POTONGAN DOKUMEN
╭──

Kesan pertama saat menontonnya, flat dalam alur cerita. Mungkin memang begitulah film dokumenter... banyak menceritakan data-data dan keterangan, disampaikan melalui reporter maupun siaran radio, melalui obrolan saat menyusun strategi dan rencana, melalui tulisan tinta hitam yg khas-gaya tulisan org jaman doeloe (suka!).
Keindahan cara pengambilan gambar, warna, lighting, dibuat apik dan manis. Ada nuansa pagi, nuansa matahari terbenam, siluet rakyat indonesia berbambu runcing, siluet ibu-ibu sederhana membawa makanan untuk para gerilyawan... Suasana dan keadaan th 1940an itu bisa diciptakan di era 2012 ini, keren.
Saya suka dengan pemandangan kepulan asap saat orang mengaduk masakan, kepulan asap rokok tentara Belanda, asap kereta api jadul di Stasiun Djogja...
Framing-nya, angle-nya, juga kata-katanya. Ada beberapa dialog yang kuat, yang waktu mendengarnya serasa ingin update status wkwkkw..
Akting Mariyem yg dimainkan oleh Annisa Hertami, seorg pendatang baru di film Indonesia, sangat BAGUS! Asik banget melihatnya. Dia bisa menyampaikan rasa sakit, takut, Â sedih, sekaligus kuat dan tegar dalam mimik dan bahasa tubuhnya.
Saya juga menikmati pemandangan rakyat sederhana dan renta, keriput para manula, yang bisa diarahkan dengan begitu natural, blocking-nya rapi tertata.
Belum lagi lagu-lagunya, dijahit dari scene satu ke scene lain dengan halus. Saya terkesan dengan adegan ibu pemilik hotel yang menyanyi lagu keroncong dengan ukulelenya, bersahut-sahutan dengan Hendrich, wartawan bule. Mereka berduet dengan bahasa masing-masing. Melukiskan perbedaan yang menyatu dalam satu lagu.
Ada kesan lebay yang tertangkap waktu para pemain musik sedang latihan di alam terbuka dan mendapat serangan bom. "Kita harus terus memainkan musik! Tidak ada yang dapat menghentikan kita!" Olala... katanya sayang anak istri, tapi di tengah hujan bom tetap main musik. Itu aneh Mas! :D
Lewat film Soegiya, yang digarap selama 1,5 th oleh seorang Garin Nugroho, saya jadi bisa merasakan Indonesia di jaman perang Jepang n Belanda, menjelang kemerdekaan.
Sulitnya hidup di masa itu, kegotongroyongan, kebersamaan dalam kekurangan dan kepemimpinan para pelopor kemerdekaan.
"Film ini menggambarkan seseorang yang berjiwa pemimpin. Pada masa-masa sekarang, masyarakat membutuhkan inspirasi tentang kepemimpinan," kata Garin
Memang ada beberapa sentilan sindiran yg dilemparkan Garin, tentang pemimpin bangsa. Yang saya ingat dialog Romo dengan Lingling d pantai,"Kita bisa memilih pemimpin yang bisa melindungi kita."

╰──

DATA TERSIMPAN
╭──

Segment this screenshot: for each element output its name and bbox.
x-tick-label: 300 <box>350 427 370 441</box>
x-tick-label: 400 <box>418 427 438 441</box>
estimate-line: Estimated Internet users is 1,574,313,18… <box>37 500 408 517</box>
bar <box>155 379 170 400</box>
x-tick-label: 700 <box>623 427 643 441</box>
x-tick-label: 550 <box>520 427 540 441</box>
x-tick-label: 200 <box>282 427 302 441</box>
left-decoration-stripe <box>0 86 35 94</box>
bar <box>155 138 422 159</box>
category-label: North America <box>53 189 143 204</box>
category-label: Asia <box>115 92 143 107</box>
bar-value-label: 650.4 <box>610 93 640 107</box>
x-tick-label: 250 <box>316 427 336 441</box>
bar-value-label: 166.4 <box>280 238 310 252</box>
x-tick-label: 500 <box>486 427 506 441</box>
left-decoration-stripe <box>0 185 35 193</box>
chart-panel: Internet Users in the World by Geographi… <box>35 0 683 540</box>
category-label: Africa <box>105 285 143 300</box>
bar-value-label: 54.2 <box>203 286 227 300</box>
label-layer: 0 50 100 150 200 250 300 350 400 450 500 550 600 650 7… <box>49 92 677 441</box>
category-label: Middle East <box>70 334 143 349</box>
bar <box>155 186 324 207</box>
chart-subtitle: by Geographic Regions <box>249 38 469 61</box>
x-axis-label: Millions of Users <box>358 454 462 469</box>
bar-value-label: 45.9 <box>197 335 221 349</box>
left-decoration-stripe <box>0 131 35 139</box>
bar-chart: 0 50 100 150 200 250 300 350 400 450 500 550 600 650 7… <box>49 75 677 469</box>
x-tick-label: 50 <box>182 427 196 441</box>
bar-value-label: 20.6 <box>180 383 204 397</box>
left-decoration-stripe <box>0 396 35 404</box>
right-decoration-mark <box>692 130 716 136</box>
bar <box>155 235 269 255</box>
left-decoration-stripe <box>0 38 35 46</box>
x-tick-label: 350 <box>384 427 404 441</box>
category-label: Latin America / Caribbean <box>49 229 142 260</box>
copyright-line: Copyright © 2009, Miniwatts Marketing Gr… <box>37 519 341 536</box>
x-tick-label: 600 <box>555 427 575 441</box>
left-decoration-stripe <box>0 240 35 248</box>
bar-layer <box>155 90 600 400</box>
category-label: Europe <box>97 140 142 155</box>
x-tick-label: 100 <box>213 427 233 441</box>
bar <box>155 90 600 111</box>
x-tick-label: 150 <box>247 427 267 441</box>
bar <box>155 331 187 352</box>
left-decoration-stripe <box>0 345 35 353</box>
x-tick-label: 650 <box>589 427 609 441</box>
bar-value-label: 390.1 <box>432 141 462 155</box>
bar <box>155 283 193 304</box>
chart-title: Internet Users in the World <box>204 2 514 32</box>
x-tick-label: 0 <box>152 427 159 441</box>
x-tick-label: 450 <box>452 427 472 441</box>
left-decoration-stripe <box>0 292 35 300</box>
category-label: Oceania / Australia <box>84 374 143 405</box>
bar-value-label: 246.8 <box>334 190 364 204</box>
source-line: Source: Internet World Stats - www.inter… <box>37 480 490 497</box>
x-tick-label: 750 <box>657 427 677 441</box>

╰──

PETUNJUK A
Menurut ulasan film Soegiya di atas, melalui apa saja data dan keterangan dalam film itu disampaikan? Sebutkan semuanya.
PETUNJUK B
Bisakah Anda melanjutkan ulasan film Soegiya itu, mulai dari sesudah kalimat terakhirnya?

JAWABAN AKHIR A
- reporter
- siaran radio
- obrolan saat menyusun strategi dan rencana
- tulisan tinta hitam yang khas, bergaya tulisan orang zaman dulu

JAWABAN AKHIR B
Dalam hati saya membatin, "Ah, sulit!"
Ada juga sentilan lewat rakyat sederhana yang 'ngasal' ngomong wkt jedar jeder baku tembak rakyat dan tentara asing.. Itu scene aneh tapi kreatif. Hahaha
Garin mengungkapkan sisi kemanusiaan, kisah hidup dari beberapa perspektif. Saya melihat, sebagai orang Belanda, mereka bisa punya hati di Indonesia. Menyanyi lagu-lagu Indonesia, berinteraksi , bersahabat dan jatuh cinta dengan orang-orang Indonesia,  juga ϑi'bully' oleh anak-anak Indonesia, "si Bule jahat, Bule asu" :)
Sebagai orang Jepang, yang harus menjalankan tugas sebagai tokoh 'jahat' di Indonesia. Dia juga ingin menghindarkan pertumpahan darah karena mengingat keluarga anak istri mereka. Tapi realita itu kejam.
Sebagai orang Tionghoa di Indonesia, yang selalu kena jarah, padahal sama menderitanya dengan pribumi. Waktu disandera ya kena sandera juga... Apakah memang benar, orang Tionghoa harus jadi Sarjana Hukum supaya bisa membela dirinya?
Sebagai orang Indonesia yang buta huruf, anak-anak yg saling mengajarkan baca dengan cara mereka sendiri.. Dan bangga karena bisa menulis dan membaca: MERDEKA.
Wanita Indonesia yang merasa dilecehkan, rakyat Indonesia yang ketakutan, bayi Indonesia yang harus kehilangan orang tuanya karena ditembak dengan semena-mena, potret-potret merekalah yang diabadikan oleh Garin dalam film Soegija.
Dan terakhir, potret dari umat beragama, yang mau peduli dan turun tangan, ikut melayani bukan minta dilayani...
"Kadang ada saatnya, ketika kita tidak bisa berbuat apa-apa..." Itu kata Romo Soegijapranata. Tapi dia tidak berhenti di situ saja. Dia terus memberi apa yang bisa dia beri.